- What you should do:
Copy out each line of the listing that has the word "down" in it.

[BEGIN]

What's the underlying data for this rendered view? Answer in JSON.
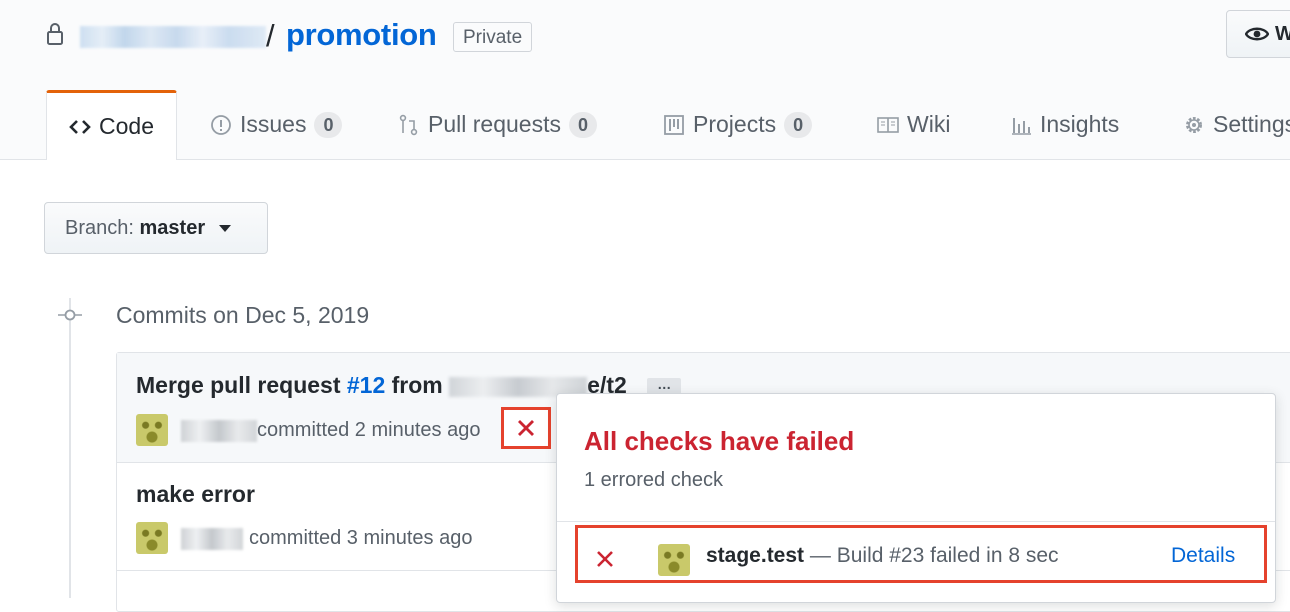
{
  "repo": {
    "name": "promotion",
    "slash": "/",
    "visibility": "Private",
    "watch_label": "Watch"
  },
  "tabs": [
    {
      "label": "Code",
      "count": null,
      "selected": true,
      "icon": "code-icon"
    },
    {
      "label": "Issues",
      "count": "0",
      "icon": "issue-icon"
    },
    {
      "label": "Pull requests",
      "count": "0",
      "icon": "pull-request-icon"
    },
    {
      "label": "Projects",
      "count": "0",
      "icon": "project-icon"
    },
    {
      "label": "Wiki",
      "count": null,
      "icon": "book-icon"
    },
    {
      "label": "Insights",
      "count": null,
      "icon": "graph-icon"
    },
    {
      "label": "Settings",
      "count": null,
      "icon": "gear-icon"
    }
  ],
  "branch": {
    "prefix": "Branch:",
    "name": "master"
  },
  "commits": {
    "heading": "Commits on Dec 5, 2019",
    "items": [
      {
        "title_prefix": "Merge pull request",
        "pr_link": "#12",
        "title_mid": "from",
        "title_suffix": "e/t2",
        "meta": "committed 2 minutes ago",
        "status": "failure"
      },
      {
        "title": "make error",
        "meta": "committed 3 minutes ago"
      }
    ]
  },
  "checks_popover": {
    "title": "All checks have failed",
    "subtitle": "1 errored check",
    "check": {
      "context": "stage.test",
      "description": "— Build #23 failed in 8 sec",
      "details_label": "Details"
    }
  },
  "colors": {
    "link": "#0366d6",
    "failure": "#cb2431",
    "highlight_box": "#e5422d",
    "tab_accent": "#e36209"
  }
}
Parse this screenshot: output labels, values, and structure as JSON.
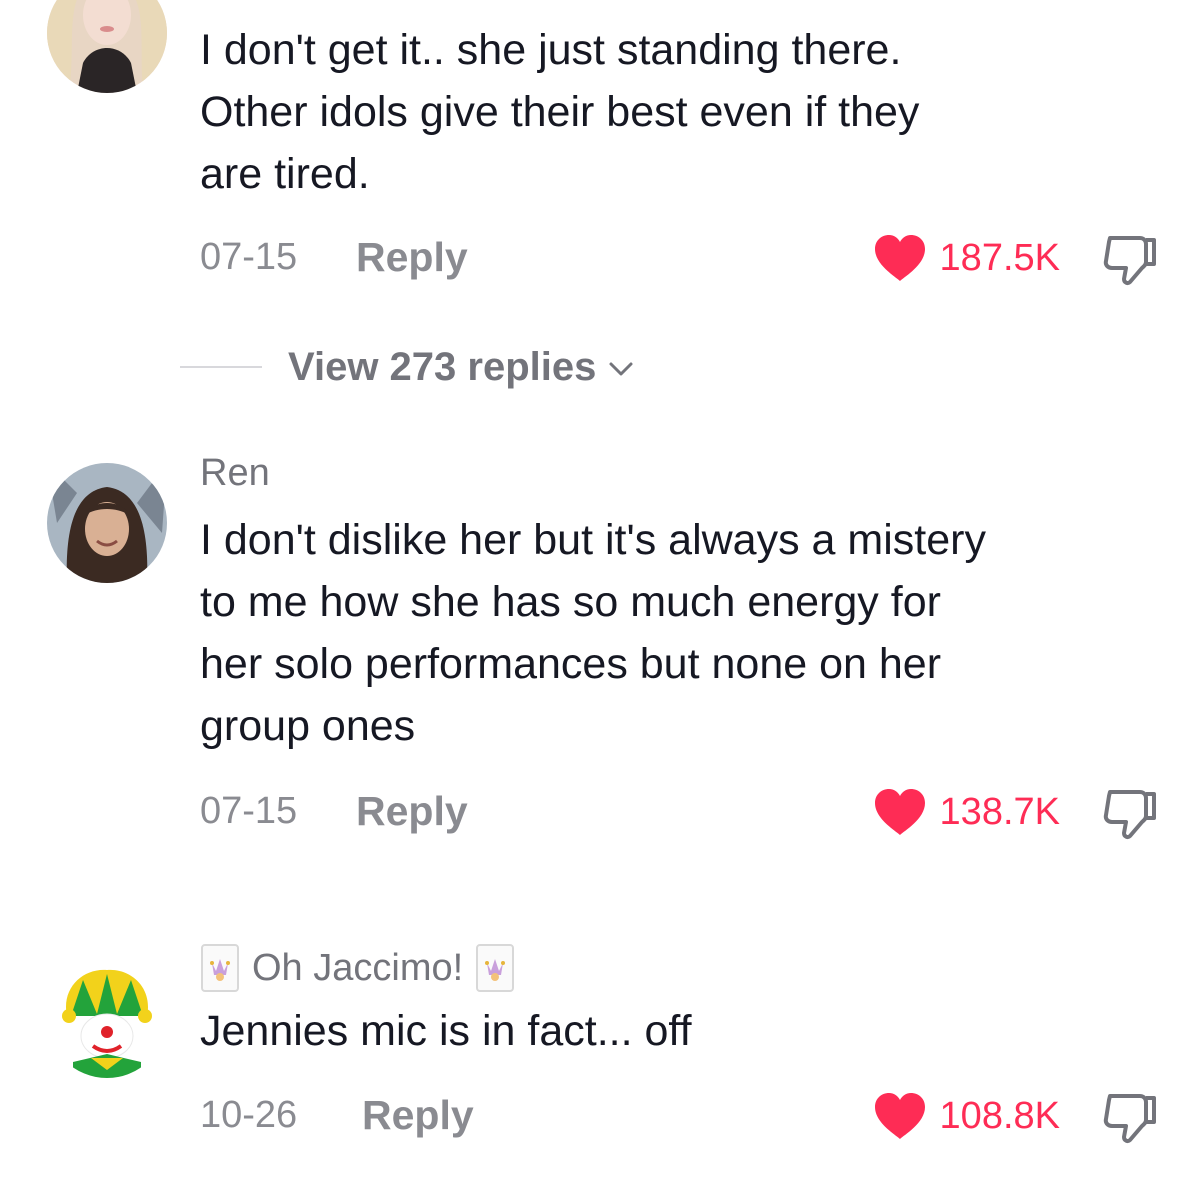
{
  "comments": [
    {
      "username": "",
      "text_lines": [
        "I don't get it.. she just standing there.",
        "Other idols give their best even if they",
        "are tired."
      ],
      "date": "07-15",
      "reply_label": "Reply",
      "likes": "187.5K",
      "view_replies": "View 273 replies"
    },
    {
      "username": "Ren",
      "text_lines": [
        "I don't dislike her but it's always a mistery",
        "to me how she has so much energy for",
        "her solo performances but none on her",
        "group ones"
      ],
      "date": "07-15",
      "reply_label": "Reply",
      "likes": "138.7K"
    },
    {
      "username": "Oh Jaccimo!",
      "text_lines": [
        "Jennies mic is in fact... off"
      ],
      "date": "10-26",
      "reply_label": "Reply",
      "likes": "108.8K"
    }
  ],
  "icons": {
    "like": "heart-icon",
    "dislike": "thumbs-down-icon",
    "expand": "chevron-down-icon",
    "username_badge": "jester-card-icon"
  },
  "colors": {
    "like_red": "#fe2c55",
    "meta_gray": "#8a8b91",
    "text_dark": "#161823"
  }
}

[END]

- The answer:
    "dislike": "thumbs-down-icon",
    "expand": "chevron-down-icon",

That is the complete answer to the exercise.